QUOTED PASSAGE —
The Internet has ushered in a new era of information that has been both a blessing and curse to students. Busy schedules combined with heavy homework loads have left many students desperate to snag up whatever resources they can quickly find on the web with little regard for copyright laws. However, ignorance of the law is no excuse for breaking it. In an attempt to dispel some of that ignorance, check out this list of six basic copyright rules every student needs to know.

6. Follow the Guidelines

Students get a lot of leeway with copyrighted material. This is a good thing because it encourages academic discussion of a broad variety of topics. It does not, however, give a student free rein over the content. Often, the authors of online content will provide some guidance for the use of their work. If this guidance exists, be sure to follow it and always give credit to the creator.

5. Copyright Protection Isn’t Always Obvious

The moment a person creates a unique piece of art, takes a picture or puts pen to paper, their work is copyrighted, and it doesn’t have to be registered. Copyright protection is automatic. Many pieces of copyrighted content are clearly marked as such, but this isn’t a requirement. If in doubt, contact the original creator for permission before using his or her content.

4. Not Everything Is Copyright Protected

Having just discussed that copyright protection isn’t always obvious, it should also be noted that some content isn’t copyright protected at all. For example, any works created by the federal government are in the public domain and are not bound by copyright law. Copyright protection doesn’t last forever, either. Typically, something will remain copyright protected so long as the original creator is alive and for 70 years after his or her death. This doesn’t mean much for contemporary content, but classic literature, art and other works are in the public domain with no restriction on educational use.

EXERCISE INSTRUCTIONS —
Please carry on the article on copyright rules for students above, picking up right after its final sentence.

GIVEN MATERIAL —

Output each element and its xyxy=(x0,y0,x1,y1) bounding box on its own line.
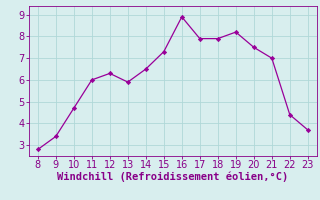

RESPONSE BELOW —
3. The Internet and Public Domain

The Internet and public domain are two different things. Just because someone has posted work to the Internet does not mean it’s in the public domain. Yes, it’s pretty easy to just cut and paste something off the web, but that doesn’t make it legal. If it’s not clearly marked as public domain, or if in doubt, contact the creator for permission.

2. Understand Fair Use

Now, after stressing respect for copyright law, let’s look at how a student can legally use protected content. Fair use is the doctrine allowing for the use of copyright protected material under certain conditions. These conditions include educational uses, satire, criticism and commentary. Keep in mind, though, that fair use only allows a student to use samples of a copyrighted work and not the whole thing.

1. Fair Use Has Limits

At some point, if enough of something is sampled, it isn’t really sampling anymore and just becomes outright intellectual theft. Where is the line drawn for fair use? Well, it depends on what is being sampled. Around 250 words is typical for most written works. Sampling of visual arts should not exceed 10 percent of the total work. Up to three minutes of video is allowed and no more than 30 seconds of a musical piece or song.